Figure data in JSON
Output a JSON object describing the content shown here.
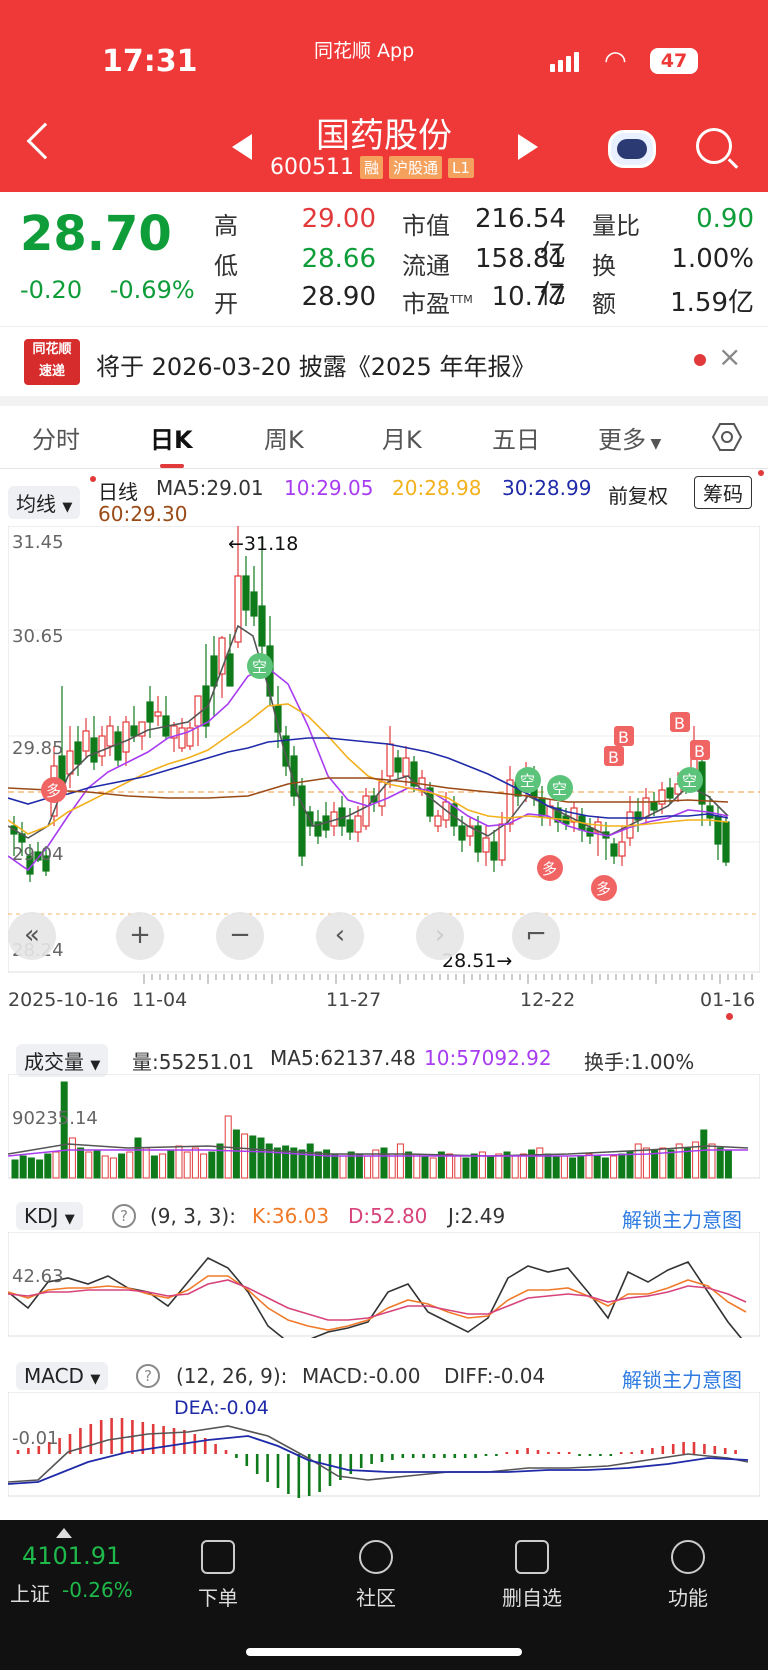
{
  "status_bar": {
    "time": "17:31",
    "app": "同花顺 App",
    "battery": "47"
  },
  "header": {
    "title": "国药股份",
    "code": "600511",
    "tags": [
      "融",
      "沪股通",
      "L1"
    ]
  },
  "quote": {
    "price": "28.70",
    "change": "-0.20",
    "change_pct": "-0.69%",
    "cells": [
      {
        "label": "高",
        "value": "29.00",
        "color": "#e23a3a"
      },
      {
        "label": "低",
        "value": "28.66",
        "color": "#0f9d3a"
      },
      {
        "label": "开",
        "value": "28.90",
        "color": "#222222"
      },
      {
        "label": "市值",
        "value": "216.54亿",
        "color": "#222222"
      },
      {
        "label": "流通",
        "value": "158.81亿",
        "color": "#222222"
      },
      {
        "label": "市盈",
        "sup": "TTM",
        "value": "10.77",
        "color": "#222222"
      },
      {
        "label": "量比",
        "value": "0.90",
        "color": "#0f9d3a"
      },
      {
        "label": "换",
        "value": "1.00%",
        "color": "#222222"
      },
      {
        "label": "额",
        "value": "1.59亿",
        "color": "#222222"
      }
    ]
  },
  "notice": {
    "logo_line1": "同花顺",
    "logo_line2": "速递",
    "text": "将于 2026-03-20 披露《2025 年年报》"
  },
  "tabs": {
    "items": [
      "分时",
      "日K",
      "周K",
      "月K",
      "五日",
      "更多"
    ],
    "active": 1
  },
  "ma_legend": {
    "dropdown": "均线",
    "label": "日线",
    "ma5": "MA5:29.01",
    "ma10": "10:29.05",
    "ma20": "20:28.98",
    "ma30": "30:28.99",
    "ma60": "60:29.30",
    "adjust": "前复权",
    "chips_button": "筹码"
  },
  "kline": {
    "y_ticks": [
      "31.45",
      "30.65",
      "29.85",
      "29.04",
      "28.24"
    ],
    "high_label": "←31.18",
    "low_label": "28.51→",
    "x_labels": [
      "2025-10-16",
      "11-04",
      "11-27",
      "12-22",
      "01-16"
    ],
    "markers": {
      "B": "B",
      "kong": "空",
      "duo": "多"
    }
  },
  "volume": {
    "dropdown": "成交量",
    "vol": "量:55251.01",
    "ma5": "MA5:62137.48",
    "ma10": "10:57092.92",
    "turnover": "换手:1.00%",
    "y_tick": "90235.14"
  },
  "kdj": {
    "dropdown": "KDJ",
    "params": "(9, 3, 3):",
    "k": "K:36.03",
    "d": "D:52.80",
    "j": "J:2.49",
    "unlock": "解锁主力意图",
    "y_tick": "42.63"
  },
  "macd": {
    "dropdown": "MACD",
    "params": "(12, 26, 9):",
    "macd": "MACD:-0.00",
    "diff": "DIFF:-0.04",
    "dea": "DEA:-0.04",
    "unlock": "解锁主力意图",
    "y_tick": "-0.01"
  },
  "bottom_bar": {
    "index_value": "4101.91",
    "index_name": "上证",
    "index_change": "-0.26%",
    "items": [
      "下单",
      "社区",
      "删自选",
      "功能"
    ]
  },
  "chart_data": {
    "type": "candlestick",
    "ylim": [
      28.24,
      31.45
    ],
    "x_labels": [
      "2025-10-16",
      "11-04",
      "11-27",
      "12-22",
      "01-16"
    ],
    "max_label": "31.18",
    "min_label": "28.51",
    "last_close": 28.7
  },
  "colors": {
    "up": "#e23a3a",
    "down": "#0f7a1a",
    "ma5": "#555555",
    "ma10": "#a83cf0",
    "ma20": "#f2b11d",
    "ma30": "#1f2aa8",
    "ma60": "#9a4a16"
  }
}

* _Exercise task_
Repeat verbatim all the material, but not the pictures.

* _Response to this exercise_
Output a JSON object describing the content shown here.
{
  "status_bar": {
    "time": "17:31",
    "app": "同花顺 App",
    "battery": "47"
  },
  "header": {
    "title": "国药股份",
    "code": "600511",
    "tags": [
      "融",
      "沪股通",
      "L1"
    ]
  },
  "quote": {
    "price": "28.70",
    "change": "-0.20",
    "change_pct": "-0.69%",
    "cells": [
      {
        "label": "高",
        "value": "29.00",
        "color": "#e23a3a"
      },
      {
        "label": "低",
        "value": "28.66",
        "color": "#0f9d3a"
      },
      {
        "label": "开",
        "value": "28.90",
        "color": "#222222"
      },
      {
        "label": "市值",
        "value": "216.54亿",
        "color": "#222222"
      },
      {
        "label": "流通",
        "value": "158.81亿",
        "color": "#222222"
      },
      {
        "label": "市盈",
        "sup": "TTM",
        "value": "10.77",
        "color": "#222222"
      },
      {
        "label": "量比",
        "value": "0.90",
        "color": "#0f9d3a"
      },
      {
        "label": "换",
        "value": "1.00%",
        "color": "#222222"
      },
      {
        "label": "额",
        "value": "1.59亿",
        "color": "#222222"
      }
    ]
  },
  "notice": {
    "logo_line1": "同花顺",
    "logo_line2": "速递",
    "text": "将于 2026-03-20 披露《2025 年年报》"
  },
  "tabs": {
    "items": [
      "分时",
      "日K",
      "周K",
      "月K",
      "五日",
      "更多"
    ],
    "active": 1
  },
  "ma_legend": {
    "dropdown": "均线",
    "label": "日线",
    "ma5": "MA5:29.01",
    "ma10": "10:29.05",
    "ma20": "20:28.98",
    "ma30": "30:28.99",
    "ma60": "60:29.30",
    "adjust": "前复权",
    "chips_button": "筹码"
  },
  "kline": {
    "y_ticks": [
      "31.45",
      "30.65",
      "29.85",
      "29.04",
      "28.24"
    ],
    "high_label": "←31.18",
    "low_label": "28.51→",
    "x_labels": [
      "2025-10-16",
      "11-04",
      "11-27",
      "12-22",
      "01-16"
    ],
    "markers": {
      "B": "B",
      "kong": "空",
      "duo": "多"
    }
  },
  "volume": {
    "dropdown": "成交量",
    "vol": "量:55251.01",
    "ma5": "MA5:62137.48",
    "ma10": "10:57092.92",
    "turnover": "换手:1.00%",
    "y_tick": "90235.14"
  },
  "kdj": {
    "dropdown": "KDJ",
    "params": "(9, 3, 3):",
    "k": "K:36.03",
    "d": "D:52.80",
    "j": "J:2.49",
    "unlock": "解锁主力意图",
    "y_tick": "42.63"
  },
  "macd": {
    "dropdown": "MACD",
    "params": "(12, 26, 9):",
    "macd": "MACD:-0.00",
    "diff": "DIFF:-0.04",
    "dea": "DEA:-0.04",
    "unlock": "解锁主力意图",
    "y_tick": "-0.01"
  },
  "bottom_bar": {
    "index_value": "4101.91",
    "index_name": "上证",
    "index_change": "-0.26%",
    "items": [
      "下单",
      "社区",
      "删自选",
      "功能"
    ]
  },
  "chart_data": {
    "type": "candlestick",
    "ylim": [
      28.24,
      31.45
    ],
    "x_labels": [
      "2025-10-16",
      "11-04",
      "11-27",
      "12-22",
      "01-16"
    ],
    "max_label": "31.18",
    "min_label": "28.51",
    "last_close": 28.7
  },
  "colors": {
    "up": "#e23a3a",
    "down": "#0f7a1a",
    "ma5": "#555555",
    "ma10": "#a83cf0",
    "ma20": "#f2b11d",
    "ma30": "#1f2aa8",
    "ma60": "#9a4a16"
  }
}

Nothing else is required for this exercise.